** TASK DIRECTIONS **
Filter out everything except lines holding "dots".

** SOURCE DATA **
---

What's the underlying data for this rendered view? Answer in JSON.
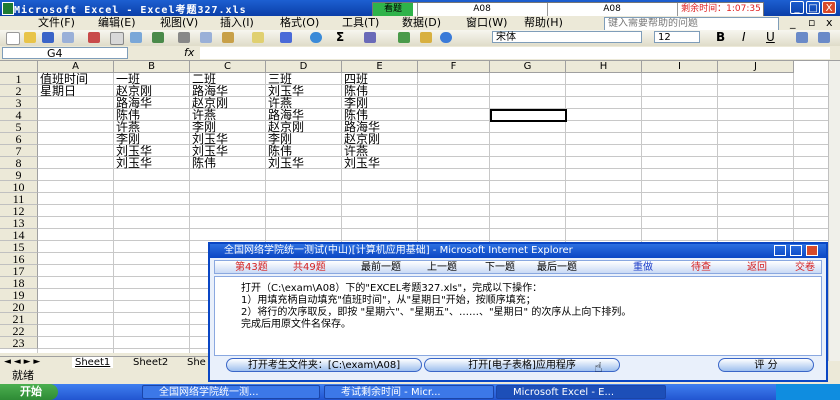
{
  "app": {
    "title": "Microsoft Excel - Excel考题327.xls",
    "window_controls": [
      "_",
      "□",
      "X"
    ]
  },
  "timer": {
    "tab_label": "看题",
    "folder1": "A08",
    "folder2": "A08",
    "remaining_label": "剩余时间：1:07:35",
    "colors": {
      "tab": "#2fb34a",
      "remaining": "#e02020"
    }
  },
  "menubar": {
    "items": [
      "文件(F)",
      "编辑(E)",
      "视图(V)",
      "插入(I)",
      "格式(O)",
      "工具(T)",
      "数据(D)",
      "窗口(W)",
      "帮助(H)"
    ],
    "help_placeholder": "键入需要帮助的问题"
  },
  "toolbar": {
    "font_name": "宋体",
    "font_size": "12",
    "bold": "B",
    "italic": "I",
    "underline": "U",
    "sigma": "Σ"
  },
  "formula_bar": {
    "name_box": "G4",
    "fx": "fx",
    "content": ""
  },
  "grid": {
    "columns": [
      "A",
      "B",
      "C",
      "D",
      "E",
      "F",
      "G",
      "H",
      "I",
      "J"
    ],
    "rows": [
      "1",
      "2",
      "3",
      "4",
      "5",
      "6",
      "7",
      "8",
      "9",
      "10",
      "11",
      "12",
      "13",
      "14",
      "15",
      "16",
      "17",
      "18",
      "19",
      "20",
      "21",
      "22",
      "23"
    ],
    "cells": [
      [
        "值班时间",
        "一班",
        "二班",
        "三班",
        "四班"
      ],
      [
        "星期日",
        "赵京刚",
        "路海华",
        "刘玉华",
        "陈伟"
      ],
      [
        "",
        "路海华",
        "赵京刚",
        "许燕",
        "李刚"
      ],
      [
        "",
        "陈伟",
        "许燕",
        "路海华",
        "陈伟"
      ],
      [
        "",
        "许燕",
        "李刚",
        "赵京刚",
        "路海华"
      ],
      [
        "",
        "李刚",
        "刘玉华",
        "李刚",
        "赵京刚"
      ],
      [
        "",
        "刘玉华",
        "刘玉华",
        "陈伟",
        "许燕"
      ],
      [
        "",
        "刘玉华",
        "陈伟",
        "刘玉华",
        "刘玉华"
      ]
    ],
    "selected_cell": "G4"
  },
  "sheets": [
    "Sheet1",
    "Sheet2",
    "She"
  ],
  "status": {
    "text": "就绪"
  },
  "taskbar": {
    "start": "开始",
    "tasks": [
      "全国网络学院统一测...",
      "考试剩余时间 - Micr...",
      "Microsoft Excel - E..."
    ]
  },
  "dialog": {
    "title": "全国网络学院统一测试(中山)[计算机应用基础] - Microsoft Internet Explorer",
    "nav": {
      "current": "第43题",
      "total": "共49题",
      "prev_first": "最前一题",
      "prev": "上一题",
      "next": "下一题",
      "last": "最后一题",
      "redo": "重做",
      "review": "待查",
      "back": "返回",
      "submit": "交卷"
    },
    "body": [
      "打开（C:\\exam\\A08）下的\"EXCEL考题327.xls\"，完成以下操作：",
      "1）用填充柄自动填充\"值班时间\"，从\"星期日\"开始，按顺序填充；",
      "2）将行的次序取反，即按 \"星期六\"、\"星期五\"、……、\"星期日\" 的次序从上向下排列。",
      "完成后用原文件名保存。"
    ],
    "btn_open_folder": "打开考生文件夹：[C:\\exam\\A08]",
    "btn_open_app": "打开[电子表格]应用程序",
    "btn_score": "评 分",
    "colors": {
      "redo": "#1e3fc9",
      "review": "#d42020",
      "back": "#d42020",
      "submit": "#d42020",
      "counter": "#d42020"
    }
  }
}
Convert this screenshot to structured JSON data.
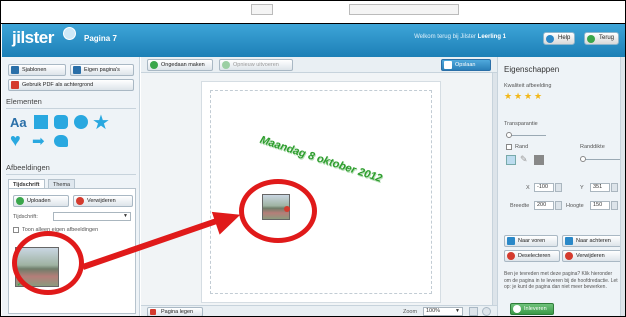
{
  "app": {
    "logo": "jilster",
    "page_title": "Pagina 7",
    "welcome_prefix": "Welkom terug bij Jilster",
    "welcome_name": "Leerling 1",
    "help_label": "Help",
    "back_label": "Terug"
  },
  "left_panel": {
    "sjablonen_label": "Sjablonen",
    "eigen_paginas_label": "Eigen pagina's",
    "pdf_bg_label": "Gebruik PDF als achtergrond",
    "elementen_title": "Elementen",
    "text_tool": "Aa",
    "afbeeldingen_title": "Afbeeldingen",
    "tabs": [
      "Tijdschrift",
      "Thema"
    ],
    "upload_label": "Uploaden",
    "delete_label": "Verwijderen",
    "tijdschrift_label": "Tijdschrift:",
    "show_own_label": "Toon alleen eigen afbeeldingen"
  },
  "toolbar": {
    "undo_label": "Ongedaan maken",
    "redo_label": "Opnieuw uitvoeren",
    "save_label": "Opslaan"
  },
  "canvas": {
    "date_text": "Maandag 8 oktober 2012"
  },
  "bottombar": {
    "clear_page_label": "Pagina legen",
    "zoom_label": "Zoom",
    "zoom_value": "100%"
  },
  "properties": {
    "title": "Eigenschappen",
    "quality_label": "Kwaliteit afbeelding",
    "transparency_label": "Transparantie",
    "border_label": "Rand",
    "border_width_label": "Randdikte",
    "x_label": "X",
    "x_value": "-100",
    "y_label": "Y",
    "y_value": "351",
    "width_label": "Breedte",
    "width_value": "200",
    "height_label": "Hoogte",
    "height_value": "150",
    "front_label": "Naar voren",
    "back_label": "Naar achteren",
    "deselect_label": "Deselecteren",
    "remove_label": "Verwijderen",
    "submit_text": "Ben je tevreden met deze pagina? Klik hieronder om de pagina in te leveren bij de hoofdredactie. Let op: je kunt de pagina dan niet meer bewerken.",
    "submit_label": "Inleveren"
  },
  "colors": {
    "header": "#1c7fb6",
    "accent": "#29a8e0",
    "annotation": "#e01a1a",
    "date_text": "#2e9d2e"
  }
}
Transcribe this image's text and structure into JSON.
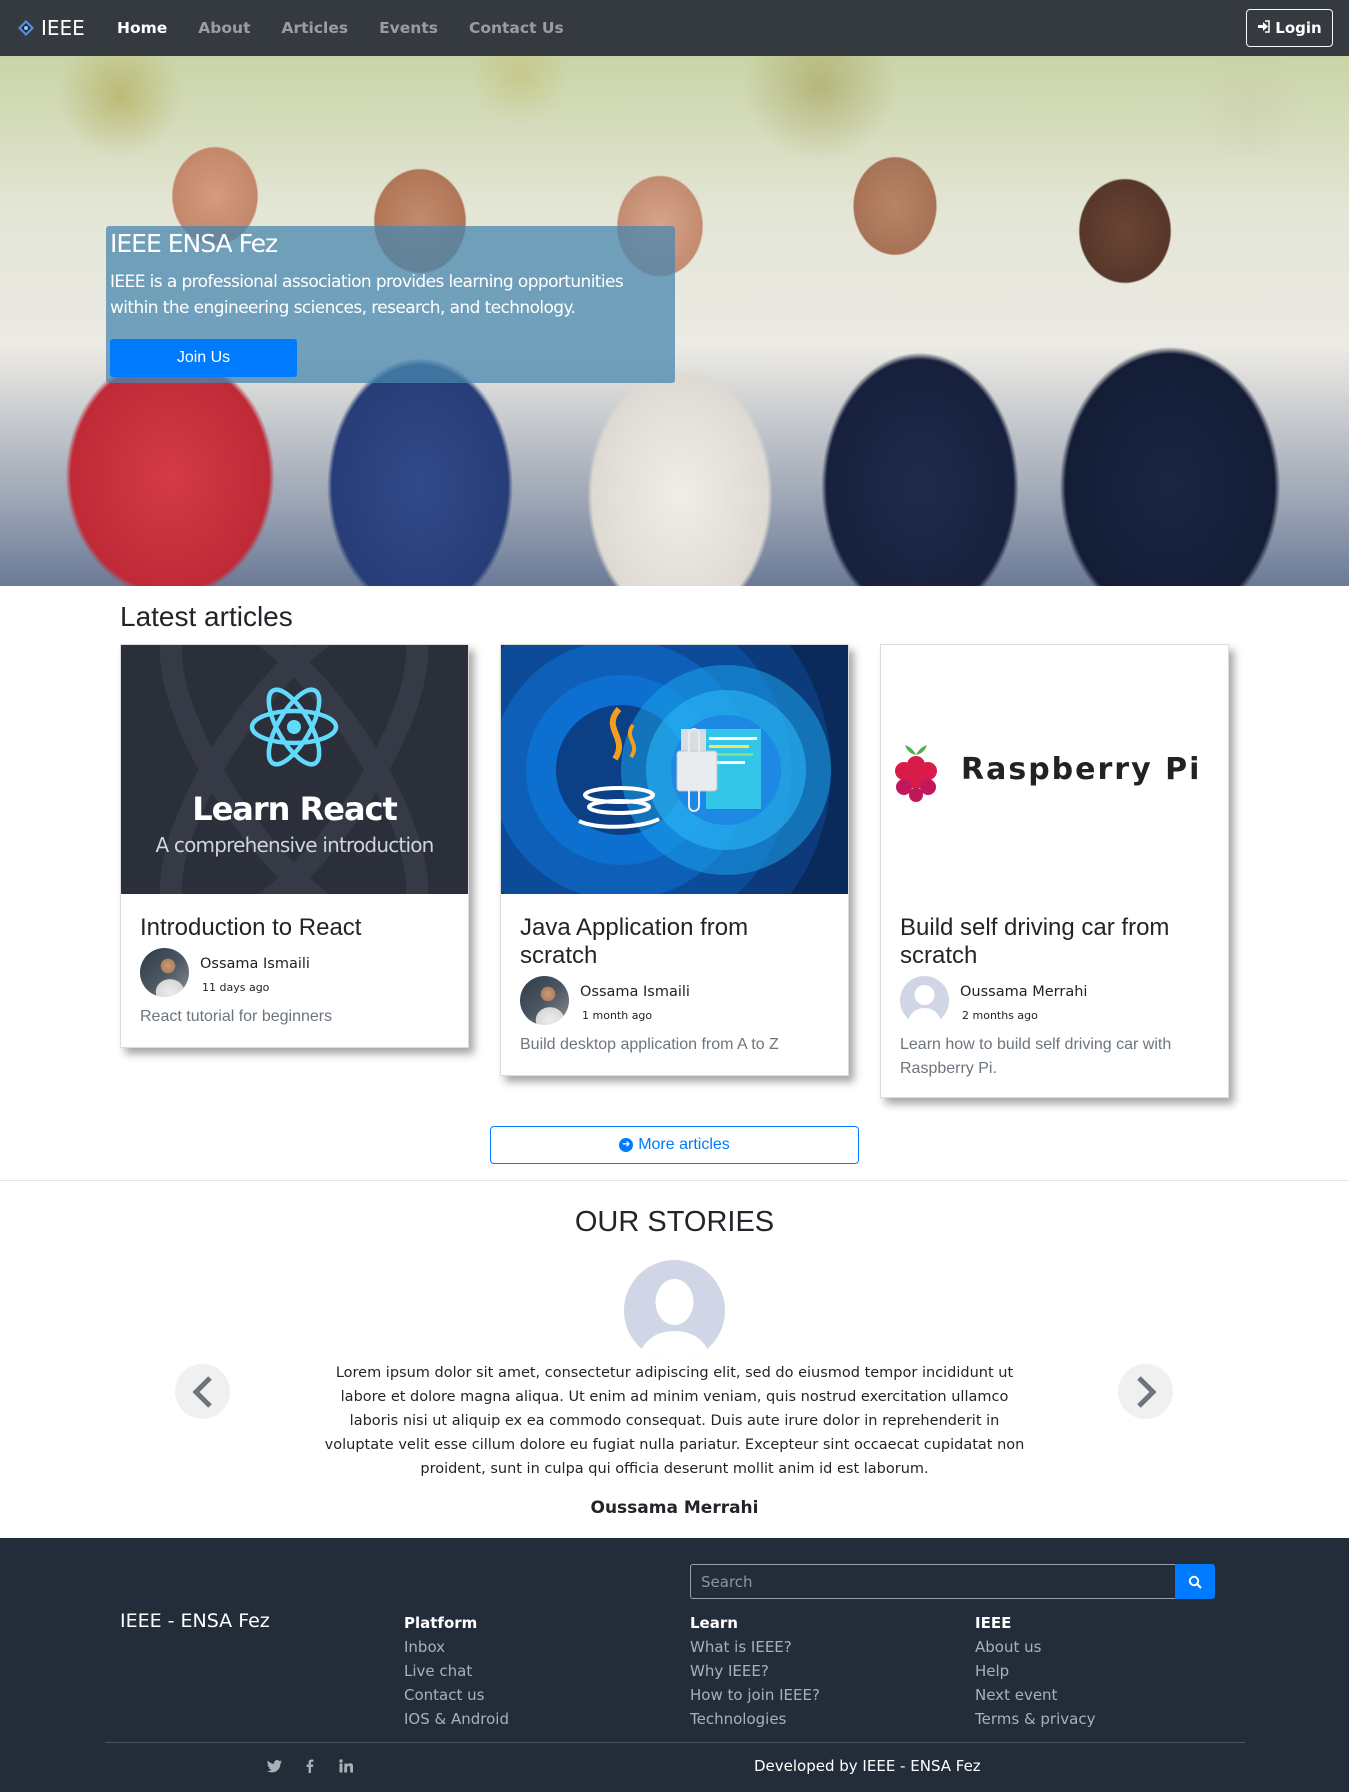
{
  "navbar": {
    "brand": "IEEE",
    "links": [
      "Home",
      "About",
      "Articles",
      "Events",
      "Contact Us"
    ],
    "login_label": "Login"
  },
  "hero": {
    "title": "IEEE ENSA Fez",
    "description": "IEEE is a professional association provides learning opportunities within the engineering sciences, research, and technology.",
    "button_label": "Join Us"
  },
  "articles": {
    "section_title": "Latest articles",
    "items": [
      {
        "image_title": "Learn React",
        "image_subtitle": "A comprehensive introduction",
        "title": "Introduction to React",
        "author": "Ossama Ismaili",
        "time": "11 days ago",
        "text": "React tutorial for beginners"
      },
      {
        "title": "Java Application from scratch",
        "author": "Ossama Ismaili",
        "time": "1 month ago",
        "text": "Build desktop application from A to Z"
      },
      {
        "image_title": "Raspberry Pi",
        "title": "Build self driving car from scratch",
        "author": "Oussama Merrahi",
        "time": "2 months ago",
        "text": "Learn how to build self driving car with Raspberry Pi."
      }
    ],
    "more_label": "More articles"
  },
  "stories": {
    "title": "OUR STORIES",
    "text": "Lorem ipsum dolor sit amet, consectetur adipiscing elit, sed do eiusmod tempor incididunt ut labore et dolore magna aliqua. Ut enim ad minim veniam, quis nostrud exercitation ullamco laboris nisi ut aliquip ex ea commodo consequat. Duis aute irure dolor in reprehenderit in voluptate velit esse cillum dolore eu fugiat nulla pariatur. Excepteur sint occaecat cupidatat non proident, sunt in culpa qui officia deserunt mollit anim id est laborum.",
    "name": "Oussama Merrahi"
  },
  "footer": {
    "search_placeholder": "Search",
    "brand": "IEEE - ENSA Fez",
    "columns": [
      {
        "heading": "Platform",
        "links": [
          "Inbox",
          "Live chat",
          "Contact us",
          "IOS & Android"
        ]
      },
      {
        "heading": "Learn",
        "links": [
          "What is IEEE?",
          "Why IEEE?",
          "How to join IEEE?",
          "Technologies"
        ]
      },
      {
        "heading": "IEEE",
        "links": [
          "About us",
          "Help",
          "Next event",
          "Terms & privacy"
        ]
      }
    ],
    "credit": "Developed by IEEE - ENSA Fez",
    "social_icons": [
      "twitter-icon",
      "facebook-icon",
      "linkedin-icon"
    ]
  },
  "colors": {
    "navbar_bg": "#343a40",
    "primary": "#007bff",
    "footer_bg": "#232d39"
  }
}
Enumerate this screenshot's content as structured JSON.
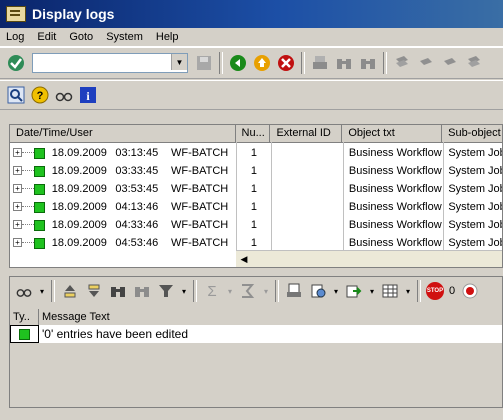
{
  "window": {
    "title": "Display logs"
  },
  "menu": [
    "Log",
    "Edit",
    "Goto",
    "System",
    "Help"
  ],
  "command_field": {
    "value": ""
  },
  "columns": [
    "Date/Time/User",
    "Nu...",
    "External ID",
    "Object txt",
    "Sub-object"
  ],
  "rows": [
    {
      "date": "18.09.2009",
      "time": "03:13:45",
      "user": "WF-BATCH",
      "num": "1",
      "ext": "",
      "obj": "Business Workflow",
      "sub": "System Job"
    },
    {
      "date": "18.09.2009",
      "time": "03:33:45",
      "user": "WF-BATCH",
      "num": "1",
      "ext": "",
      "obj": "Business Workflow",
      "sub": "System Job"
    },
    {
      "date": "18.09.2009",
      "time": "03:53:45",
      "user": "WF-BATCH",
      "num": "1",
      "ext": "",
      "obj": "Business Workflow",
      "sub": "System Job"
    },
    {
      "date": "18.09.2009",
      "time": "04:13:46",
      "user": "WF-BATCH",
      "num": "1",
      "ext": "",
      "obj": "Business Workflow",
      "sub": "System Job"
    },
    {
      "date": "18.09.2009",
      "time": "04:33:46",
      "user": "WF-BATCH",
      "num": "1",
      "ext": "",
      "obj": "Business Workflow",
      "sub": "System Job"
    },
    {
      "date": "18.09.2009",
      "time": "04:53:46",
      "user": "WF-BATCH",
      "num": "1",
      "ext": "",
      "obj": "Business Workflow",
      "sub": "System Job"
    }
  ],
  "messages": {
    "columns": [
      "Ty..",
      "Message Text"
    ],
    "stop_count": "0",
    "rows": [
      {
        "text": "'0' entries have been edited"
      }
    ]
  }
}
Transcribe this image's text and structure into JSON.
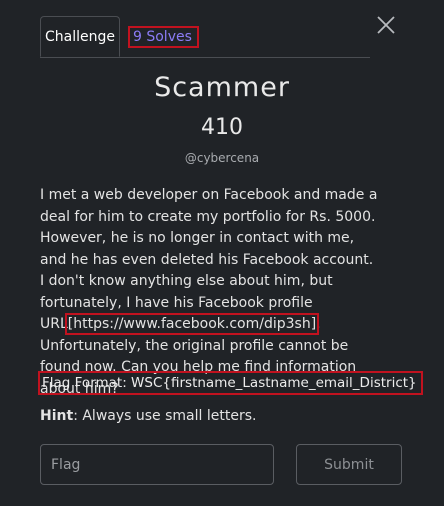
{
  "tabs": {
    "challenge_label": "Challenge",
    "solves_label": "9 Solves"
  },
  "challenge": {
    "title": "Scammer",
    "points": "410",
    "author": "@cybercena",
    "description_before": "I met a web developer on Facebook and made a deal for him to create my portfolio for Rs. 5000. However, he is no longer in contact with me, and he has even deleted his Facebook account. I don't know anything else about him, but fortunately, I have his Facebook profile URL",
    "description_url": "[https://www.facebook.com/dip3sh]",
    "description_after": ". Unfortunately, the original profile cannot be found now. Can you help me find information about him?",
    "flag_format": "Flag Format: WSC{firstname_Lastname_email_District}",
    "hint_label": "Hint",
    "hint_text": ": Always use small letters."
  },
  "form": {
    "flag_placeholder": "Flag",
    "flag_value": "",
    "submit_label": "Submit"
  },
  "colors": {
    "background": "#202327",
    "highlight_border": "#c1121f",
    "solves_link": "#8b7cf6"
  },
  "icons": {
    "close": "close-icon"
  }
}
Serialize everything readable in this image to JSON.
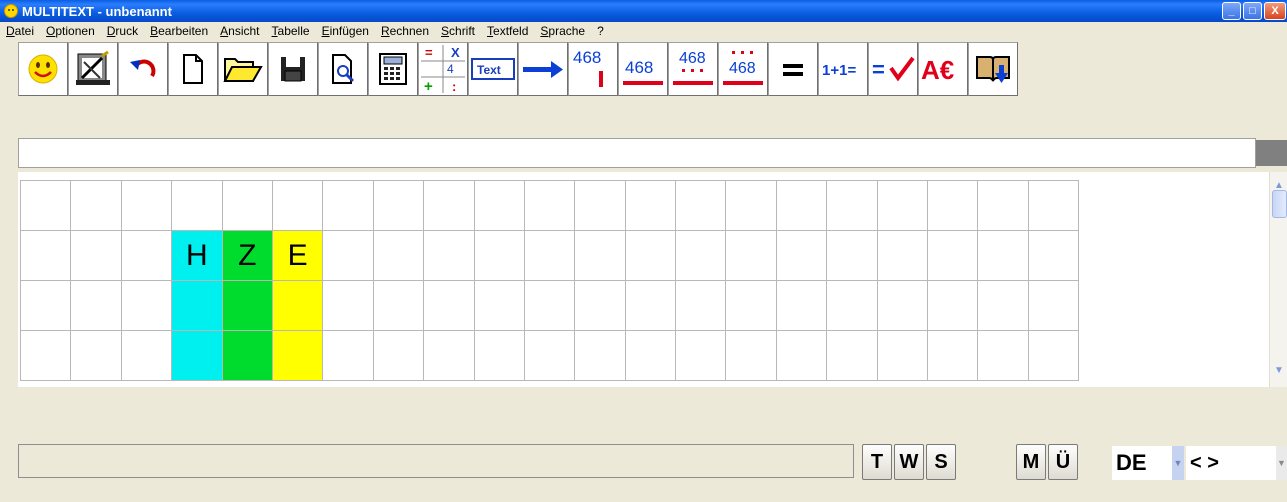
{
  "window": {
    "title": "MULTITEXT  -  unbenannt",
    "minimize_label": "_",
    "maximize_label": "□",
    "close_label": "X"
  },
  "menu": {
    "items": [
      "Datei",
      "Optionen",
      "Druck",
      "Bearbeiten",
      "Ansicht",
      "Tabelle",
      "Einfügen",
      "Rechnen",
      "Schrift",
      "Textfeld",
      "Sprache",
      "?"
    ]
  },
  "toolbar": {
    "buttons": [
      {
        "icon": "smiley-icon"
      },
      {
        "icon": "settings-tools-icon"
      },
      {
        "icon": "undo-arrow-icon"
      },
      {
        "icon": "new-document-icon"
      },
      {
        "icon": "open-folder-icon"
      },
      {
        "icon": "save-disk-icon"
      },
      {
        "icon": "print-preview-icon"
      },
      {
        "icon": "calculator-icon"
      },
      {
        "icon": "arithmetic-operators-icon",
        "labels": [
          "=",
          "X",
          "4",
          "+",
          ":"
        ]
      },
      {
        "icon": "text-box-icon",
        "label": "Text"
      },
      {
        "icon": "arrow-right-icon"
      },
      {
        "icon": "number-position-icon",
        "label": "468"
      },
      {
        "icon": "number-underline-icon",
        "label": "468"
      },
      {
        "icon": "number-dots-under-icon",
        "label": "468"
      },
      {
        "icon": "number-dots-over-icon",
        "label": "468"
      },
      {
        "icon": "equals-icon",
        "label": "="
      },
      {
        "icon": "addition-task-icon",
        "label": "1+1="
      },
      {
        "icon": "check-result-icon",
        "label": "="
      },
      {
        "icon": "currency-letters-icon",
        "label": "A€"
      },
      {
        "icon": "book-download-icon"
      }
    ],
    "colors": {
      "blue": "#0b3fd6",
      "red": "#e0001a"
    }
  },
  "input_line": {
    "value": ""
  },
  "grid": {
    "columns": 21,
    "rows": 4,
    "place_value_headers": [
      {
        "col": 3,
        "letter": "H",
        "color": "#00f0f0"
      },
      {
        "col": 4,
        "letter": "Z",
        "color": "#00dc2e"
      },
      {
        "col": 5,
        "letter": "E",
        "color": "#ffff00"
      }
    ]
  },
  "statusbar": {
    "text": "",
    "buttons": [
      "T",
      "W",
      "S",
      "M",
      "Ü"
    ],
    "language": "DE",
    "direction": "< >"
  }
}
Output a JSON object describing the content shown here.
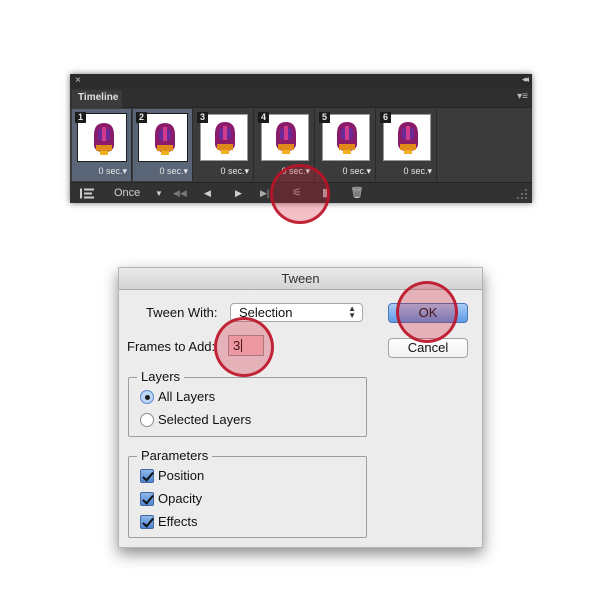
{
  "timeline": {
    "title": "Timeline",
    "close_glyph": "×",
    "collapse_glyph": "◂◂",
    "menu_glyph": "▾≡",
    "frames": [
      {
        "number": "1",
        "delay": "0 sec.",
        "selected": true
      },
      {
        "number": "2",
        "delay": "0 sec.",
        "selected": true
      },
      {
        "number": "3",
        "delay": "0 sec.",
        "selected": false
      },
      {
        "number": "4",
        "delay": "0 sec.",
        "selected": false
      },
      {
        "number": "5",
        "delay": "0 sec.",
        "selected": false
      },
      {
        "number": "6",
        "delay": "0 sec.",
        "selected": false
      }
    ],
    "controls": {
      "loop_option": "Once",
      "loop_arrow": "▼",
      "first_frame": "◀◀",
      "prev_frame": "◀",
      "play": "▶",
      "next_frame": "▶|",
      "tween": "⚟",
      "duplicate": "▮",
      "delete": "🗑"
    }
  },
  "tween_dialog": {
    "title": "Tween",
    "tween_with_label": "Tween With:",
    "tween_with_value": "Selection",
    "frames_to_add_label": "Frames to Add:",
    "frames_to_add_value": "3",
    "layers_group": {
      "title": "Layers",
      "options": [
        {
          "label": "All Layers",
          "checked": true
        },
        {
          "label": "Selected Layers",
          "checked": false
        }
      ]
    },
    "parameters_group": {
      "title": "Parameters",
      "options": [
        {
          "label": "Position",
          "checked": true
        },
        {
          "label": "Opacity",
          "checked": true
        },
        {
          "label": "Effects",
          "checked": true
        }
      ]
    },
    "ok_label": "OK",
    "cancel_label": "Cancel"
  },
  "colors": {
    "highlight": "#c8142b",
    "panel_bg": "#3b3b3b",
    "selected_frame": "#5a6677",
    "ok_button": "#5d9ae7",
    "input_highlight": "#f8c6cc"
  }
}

---

** OUTPUT OF THE TASK **
        "icon": "number-dots-under-icon",
        "icon": "number-dots-over-icon",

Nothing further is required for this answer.